▸ **Exercise task**:
Take the records underneath and set them down exactly.

Extracts from a graphics dataset
* * *
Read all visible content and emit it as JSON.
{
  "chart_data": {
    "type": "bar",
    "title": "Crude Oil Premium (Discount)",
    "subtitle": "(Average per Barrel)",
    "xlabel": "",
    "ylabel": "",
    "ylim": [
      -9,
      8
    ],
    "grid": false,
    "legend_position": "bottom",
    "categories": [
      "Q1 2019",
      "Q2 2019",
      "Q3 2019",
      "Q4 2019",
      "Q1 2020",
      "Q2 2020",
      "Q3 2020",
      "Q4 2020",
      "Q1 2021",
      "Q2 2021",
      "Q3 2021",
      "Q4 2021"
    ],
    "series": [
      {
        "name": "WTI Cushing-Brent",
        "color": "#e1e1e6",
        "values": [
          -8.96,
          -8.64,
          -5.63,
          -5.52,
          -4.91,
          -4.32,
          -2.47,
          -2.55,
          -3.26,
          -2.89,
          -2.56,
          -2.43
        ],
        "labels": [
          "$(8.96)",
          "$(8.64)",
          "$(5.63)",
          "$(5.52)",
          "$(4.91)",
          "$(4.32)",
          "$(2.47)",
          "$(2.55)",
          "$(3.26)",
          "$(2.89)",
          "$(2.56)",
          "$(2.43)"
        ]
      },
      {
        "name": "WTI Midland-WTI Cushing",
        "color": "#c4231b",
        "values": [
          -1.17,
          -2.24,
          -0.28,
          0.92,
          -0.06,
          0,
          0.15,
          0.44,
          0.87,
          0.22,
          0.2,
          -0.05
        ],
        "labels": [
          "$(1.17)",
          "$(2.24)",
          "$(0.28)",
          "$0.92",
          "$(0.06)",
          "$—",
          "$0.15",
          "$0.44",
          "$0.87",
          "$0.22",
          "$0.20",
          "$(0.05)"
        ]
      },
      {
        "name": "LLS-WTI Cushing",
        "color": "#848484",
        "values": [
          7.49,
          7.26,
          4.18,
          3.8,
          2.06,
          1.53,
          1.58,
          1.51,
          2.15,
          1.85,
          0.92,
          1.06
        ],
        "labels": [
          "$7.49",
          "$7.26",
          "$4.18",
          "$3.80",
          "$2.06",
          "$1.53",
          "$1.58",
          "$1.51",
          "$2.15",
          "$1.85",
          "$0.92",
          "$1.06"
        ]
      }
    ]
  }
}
* * *
▸ **Response to this task**:
Read all visible content and emit it as JSON.
{
  "chart_data": {
    "type": "bar",
    "title": "Crude Oil Premium (Discount)",
    "subtitle": "(Average per Barrel)",
    "xlabel": "",
    "ylabel": "",
    "ylim": [
      -9,
      8
    ],
    "grid": false,
    "legend_position": "bottom",
    "categories": [
      "Q1 2019",
      "Q2 2019",
      "Q3 2019",
      "Q4 2019",
      "Q1 2020",
      "Q2 2020",
      "Q3 2020",
      "Q4 2020",
      "Q1 2021",
      "Q2 2021",
      "Q3 2021",
      "Q4 2021"
    ],
    "series": [
      {
        "name": "WTI Cushing-Brent",
        "color": "#e1e1e6",
        "values": [
          -8.96,
          -8.64,
          -5.63,
          -5.52,
          -4.91,
          -4.32,
          -2.47,
          -2.55,
          -3.26,
          -2.89,
          -2.56,
          -2.43
        ],
        "labels": [
          "$(8.96)",
          "$(8.64)",
          "$(5.63)",
          "$(5.52)",
          "$(4.91)",
          "$(4.32)",
          "$(2.47)",
          "$(2.55)",
          "$(3.26)",
          "$(2.89)",
          "$(2.56)",
          "$(2.43)"
        ]
      },
      {
        "name": "WTI Midland-WTI Cushing",
        "color": "#c4231b",
        "values": [
          -1.17,
          -2.24,
          -0.28,
          0.92,
          -0.06,
          0,
          0.15,
          0.44,
          0.87,
          0.22,
          0.2,
          -0.05
        ],
        "labels": [
          "$(1.17)",
          "$(2.24)",
          "$(0.28)",
          "$0.92",
          "$(0.06)",
          "$—",
          "$0.15",
          "$0.44",
          "$0.87",
          "$0.22",
          "$0.20",
          "$(0.05)"
        ]
      },
      {
        "name": "LLS-WTI Cushing",
        "color": "#848484",
        "values": [
          7.49,
          7.26,
          4.18,
          3.8,
          2.06,
          1.53,
          1.58,
          1.51,
          2.15,
          1.85,
          0.92,
          1.06
        ],
        "labels": [
          "$7.49",
          "$7.26",
          "$4.18",
          "$3.80",
          "$2.06",
          "$1.53",
          "$1.58",
          "$1.51",
          "$2.15",
          "$1.85",
          "$0.92",
          "$1.06"
        ]
      }
    ]
  }
}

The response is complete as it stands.